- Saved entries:
○ ○ ○ ○ ○ ○ ○

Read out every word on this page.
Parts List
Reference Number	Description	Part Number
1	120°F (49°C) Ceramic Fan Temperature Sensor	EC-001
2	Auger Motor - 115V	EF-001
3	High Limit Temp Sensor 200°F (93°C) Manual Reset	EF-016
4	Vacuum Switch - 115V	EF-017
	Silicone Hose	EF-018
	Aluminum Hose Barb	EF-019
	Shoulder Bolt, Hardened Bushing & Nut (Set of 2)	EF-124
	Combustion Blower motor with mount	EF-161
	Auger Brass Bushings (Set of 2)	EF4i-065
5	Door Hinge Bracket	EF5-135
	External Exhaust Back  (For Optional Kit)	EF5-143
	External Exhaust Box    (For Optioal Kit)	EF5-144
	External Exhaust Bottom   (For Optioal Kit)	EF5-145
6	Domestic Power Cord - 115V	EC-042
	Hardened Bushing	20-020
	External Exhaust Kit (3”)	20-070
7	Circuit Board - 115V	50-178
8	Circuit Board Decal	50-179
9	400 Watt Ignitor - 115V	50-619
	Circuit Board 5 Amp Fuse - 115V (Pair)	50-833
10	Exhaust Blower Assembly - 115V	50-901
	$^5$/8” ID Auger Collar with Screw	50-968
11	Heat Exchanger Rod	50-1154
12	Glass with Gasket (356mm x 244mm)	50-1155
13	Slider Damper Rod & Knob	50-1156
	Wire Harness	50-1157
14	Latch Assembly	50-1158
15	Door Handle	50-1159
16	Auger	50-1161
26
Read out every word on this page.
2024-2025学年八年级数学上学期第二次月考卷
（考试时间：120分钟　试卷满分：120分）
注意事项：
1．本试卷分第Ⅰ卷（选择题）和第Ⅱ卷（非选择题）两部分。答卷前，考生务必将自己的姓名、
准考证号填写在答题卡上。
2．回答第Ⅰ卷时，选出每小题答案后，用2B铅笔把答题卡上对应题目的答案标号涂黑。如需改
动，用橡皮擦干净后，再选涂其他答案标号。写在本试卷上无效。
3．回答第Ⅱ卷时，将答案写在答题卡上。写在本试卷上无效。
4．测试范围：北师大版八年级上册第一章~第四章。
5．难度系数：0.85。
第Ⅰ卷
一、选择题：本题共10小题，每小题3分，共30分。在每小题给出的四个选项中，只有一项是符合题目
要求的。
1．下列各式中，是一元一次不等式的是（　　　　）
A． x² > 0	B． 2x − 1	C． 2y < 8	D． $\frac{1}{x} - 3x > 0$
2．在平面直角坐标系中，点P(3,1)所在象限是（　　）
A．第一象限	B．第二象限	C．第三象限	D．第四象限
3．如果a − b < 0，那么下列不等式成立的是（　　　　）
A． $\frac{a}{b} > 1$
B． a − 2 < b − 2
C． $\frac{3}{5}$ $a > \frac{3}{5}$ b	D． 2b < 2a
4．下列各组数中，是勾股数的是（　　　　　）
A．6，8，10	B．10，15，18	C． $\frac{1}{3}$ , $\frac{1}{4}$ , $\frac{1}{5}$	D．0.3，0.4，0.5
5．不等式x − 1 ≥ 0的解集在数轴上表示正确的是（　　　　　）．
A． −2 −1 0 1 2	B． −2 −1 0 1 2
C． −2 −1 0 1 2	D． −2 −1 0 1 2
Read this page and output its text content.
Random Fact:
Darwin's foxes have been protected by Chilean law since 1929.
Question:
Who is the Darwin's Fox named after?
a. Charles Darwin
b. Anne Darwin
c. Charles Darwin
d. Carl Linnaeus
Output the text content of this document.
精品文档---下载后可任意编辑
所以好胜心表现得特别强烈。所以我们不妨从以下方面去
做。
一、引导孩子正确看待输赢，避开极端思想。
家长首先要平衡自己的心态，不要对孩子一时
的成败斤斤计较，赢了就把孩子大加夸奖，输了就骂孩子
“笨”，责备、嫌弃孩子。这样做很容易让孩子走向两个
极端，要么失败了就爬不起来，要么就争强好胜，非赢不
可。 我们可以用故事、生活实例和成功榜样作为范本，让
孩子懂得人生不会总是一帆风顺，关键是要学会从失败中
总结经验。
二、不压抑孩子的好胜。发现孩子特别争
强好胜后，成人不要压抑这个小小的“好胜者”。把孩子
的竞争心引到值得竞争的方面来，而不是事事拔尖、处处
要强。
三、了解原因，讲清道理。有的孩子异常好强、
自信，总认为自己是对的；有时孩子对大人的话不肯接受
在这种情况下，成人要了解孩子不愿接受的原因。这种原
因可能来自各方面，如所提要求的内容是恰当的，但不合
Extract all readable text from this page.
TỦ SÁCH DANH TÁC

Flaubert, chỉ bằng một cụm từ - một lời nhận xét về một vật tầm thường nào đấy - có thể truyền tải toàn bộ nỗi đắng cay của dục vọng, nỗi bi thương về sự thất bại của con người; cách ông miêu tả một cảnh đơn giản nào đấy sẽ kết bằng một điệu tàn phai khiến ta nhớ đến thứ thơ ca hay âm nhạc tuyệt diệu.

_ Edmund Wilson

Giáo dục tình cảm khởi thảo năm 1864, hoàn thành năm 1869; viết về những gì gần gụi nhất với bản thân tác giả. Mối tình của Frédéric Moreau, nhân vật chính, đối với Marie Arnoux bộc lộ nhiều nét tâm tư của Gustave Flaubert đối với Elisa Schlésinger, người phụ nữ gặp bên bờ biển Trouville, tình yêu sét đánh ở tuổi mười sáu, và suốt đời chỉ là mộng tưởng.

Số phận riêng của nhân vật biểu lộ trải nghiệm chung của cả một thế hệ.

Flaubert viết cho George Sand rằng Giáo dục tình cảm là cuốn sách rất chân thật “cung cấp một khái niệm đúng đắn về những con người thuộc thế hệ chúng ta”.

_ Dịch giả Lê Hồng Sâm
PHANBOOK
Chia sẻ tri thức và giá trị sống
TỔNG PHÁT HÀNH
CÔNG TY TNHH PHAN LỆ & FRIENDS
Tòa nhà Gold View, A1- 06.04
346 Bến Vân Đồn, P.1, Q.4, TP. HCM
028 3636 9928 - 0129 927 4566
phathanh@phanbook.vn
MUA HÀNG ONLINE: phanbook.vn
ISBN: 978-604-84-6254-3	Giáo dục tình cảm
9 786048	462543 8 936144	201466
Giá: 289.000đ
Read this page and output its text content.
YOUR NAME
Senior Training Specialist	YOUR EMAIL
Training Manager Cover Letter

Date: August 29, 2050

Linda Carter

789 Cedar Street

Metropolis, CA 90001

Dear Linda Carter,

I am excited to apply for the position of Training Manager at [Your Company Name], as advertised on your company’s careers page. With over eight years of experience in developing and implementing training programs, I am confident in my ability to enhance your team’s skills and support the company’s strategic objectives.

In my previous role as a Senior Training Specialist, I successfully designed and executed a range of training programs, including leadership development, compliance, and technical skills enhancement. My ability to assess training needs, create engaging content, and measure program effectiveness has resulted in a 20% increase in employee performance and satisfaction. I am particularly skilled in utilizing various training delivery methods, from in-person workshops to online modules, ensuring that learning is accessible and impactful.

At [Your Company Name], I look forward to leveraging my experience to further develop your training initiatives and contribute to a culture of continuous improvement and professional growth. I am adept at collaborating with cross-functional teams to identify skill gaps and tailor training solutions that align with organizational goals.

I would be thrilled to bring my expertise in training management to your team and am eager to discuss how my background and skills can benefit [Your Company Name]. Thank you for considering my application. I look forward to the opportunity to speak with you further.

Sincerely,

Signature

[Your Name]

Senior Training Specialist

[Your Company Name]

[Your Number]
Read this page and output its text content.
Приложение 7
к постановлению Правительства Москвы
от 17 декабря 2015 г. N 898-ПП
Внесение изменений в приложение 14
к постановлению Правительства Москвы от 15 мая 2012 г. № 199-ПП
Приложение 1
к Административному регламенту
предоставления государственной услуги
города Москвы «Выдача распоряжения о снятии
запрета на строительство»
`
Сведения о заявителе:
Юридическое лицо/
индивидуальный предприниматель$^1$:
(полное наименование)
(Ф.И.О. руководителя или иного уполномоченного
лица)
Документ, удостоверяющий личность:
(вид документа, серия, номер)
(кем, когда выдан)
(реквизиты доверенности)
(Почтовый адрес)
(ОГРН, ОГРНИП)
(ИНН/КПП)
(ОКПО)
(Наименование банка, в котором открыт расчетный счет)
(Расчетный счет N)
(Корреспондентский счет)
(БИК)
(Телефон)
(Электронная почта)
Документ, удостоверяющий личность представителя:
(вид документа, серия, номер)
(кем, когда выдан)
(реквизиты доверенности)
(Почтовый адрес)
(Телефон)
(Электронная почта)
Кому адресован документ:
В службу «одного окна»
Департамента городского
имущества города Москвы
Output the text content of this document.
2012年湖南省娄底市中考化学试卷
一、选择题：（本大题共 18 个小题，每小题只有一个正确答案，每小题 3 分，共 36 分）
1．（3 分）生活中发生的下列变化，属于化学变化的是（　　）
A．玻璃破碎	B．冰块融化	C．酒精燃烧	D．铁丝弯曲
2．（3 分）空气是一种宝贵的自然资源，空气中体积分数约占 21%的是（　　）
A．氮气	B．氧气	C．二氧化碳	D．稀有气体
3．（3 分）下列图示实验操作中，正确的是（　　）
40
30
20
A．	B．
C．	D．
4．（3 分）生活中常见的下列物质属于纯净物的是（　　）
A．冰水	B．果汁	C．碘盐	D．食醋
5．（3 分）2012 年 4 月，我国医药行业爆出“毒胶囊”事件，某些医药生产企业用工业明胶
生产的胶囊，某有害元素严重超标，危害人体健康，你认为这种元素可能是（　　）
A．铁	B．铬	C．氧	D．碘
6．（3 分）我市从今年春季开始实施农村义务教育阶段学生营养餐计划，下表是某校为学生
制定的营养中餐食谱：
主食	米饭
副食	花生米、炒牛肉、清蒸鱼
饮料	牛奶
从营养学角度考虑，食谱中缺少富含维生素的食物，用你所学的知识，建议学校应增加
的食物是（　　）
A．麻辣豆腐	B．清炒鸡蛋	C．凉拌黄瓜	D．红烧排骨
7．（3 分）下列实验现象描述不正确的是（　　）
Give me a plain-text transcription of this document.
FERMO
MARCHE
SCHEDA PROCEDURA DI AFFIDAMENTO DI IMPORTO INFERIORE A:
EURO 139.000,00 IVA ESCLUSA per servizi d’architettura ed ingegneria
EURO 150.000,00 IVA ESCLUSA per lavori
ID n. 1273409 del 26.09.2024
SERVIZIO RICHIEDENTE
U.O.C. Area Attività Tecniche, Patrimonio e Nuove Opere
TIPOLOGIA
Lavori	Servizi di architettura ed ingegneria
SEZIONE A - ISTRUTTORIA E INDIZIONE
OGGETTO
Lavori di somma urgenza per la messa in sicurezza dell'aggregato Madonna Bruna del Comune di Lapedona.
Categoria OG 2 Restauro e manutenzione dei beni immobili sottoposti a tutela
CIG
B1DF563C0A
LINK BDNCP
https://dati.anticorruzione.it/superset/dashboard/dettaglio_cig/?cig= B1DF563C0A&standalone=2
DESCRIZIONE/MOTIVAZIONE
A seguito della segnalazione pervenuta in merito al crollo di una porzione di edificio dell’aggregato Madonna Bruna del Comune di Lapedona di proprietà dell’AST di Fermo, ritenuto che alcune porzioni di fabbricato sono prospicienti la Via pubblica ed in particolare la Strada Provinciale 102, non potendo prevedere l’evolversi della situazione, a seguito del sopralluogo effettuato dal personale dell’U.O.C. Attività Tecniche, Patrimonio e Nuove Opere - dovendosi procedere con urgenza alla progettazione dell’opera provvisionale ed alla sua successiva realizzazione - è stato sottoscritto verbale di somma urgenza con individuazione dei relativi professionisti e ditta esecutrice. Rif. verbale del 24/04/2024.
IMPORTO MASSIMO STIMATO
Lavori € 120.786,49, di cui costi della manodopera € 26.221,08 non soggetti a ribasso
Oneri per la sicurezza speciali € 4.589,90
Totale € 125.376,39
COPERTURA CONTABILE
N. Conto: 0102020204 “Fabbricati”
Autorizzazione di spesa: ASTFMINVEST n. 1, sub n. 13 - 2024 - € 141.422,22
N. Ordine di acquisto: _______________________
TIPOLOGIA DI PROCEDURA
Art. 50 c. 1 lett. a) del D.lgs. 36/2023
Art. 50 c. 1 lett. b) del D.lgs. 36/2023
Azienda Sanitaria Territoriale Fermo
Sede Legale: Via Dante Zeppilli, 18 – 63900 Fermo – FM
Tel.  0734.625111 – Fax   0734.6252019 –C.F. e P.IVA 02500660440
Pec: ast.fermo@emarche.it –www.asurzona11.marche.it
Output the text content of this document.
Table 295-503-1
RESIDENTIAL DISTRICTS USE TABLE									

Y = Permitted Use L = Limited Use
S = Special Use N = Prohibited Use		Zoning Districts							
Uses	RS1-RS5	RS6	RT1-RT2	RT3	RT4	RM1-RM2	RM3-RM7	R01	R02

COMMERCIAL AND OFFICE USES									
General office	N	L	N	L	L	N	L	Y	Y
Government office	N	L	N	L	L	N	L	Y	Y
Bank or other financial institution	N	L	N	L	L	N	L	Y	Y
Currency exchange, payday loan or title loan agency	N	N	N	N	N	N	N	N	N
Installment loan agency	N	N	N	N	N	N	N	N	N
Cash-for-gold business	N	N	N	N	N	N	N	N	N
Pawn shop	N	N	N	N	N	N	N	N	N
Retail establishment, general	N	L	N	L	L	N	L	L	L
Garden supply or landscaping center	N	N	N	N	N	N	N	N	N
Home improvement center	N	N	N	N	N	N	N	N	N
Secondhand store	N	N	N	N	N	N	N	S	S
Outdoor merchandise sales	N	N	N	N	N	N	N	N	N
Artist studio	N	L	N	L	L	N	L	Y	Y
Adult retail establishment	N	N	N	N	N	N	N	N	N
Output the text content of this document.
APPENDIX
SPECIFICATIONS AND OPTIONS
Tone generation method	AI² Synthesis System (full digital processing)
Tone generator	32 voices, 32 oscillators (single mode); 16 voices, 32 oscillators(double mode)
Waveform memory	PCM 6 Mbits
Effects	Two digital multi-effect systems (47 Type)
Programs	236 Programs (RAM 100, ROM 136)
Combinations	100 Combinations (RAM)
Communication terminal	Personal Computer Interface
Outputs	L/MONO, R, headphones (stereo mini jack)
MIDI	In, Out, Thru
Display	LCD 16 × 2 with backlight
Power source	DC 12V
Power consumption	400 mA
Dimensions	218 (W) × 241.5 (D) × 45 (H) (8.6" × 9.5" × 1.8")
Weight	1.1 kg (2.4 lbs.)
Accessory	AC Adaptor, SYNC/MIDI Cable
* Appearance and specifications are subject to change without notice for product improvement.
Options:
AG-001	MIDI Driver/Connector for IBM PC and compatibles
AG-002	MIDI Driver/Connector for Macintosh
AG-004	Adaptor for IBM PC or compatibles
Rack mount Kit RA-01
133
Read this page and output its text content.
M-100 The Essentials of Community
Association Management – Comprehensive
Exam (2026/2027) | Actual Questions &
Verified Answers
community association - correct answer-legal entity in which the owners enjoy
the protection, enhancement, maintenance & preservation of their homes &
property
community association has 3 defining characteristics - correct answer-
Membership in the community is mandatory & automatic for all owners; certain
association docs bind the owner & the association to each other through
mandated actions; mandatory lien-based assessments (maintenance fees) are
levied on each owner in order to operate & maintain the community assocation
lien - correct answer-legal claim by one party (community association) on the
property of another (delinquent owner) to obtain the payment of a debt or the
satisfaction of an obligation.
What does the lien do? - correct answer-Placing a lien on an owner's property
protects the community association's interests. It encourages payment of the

○ ○ ○ ○ ○ ○ ○

Scan the material above. Copy each line where "further" occurs.

- Task output:
At [Your Company Name], I look forward to leveraging my experience to further develop your training initiatives and contribute to a culture of continuous improvement and professional growth. I am adept at collaborating with cross-functional teams to identify skill gaps and tailor training solutions that align with organizational goals.
I would be thrilled to bring my expertise in training management to your team and am eager to discuss how my background and skills can benefit [Your Company Name]. Thank you for considering my application. I look forward to the opportunity to speak with you further.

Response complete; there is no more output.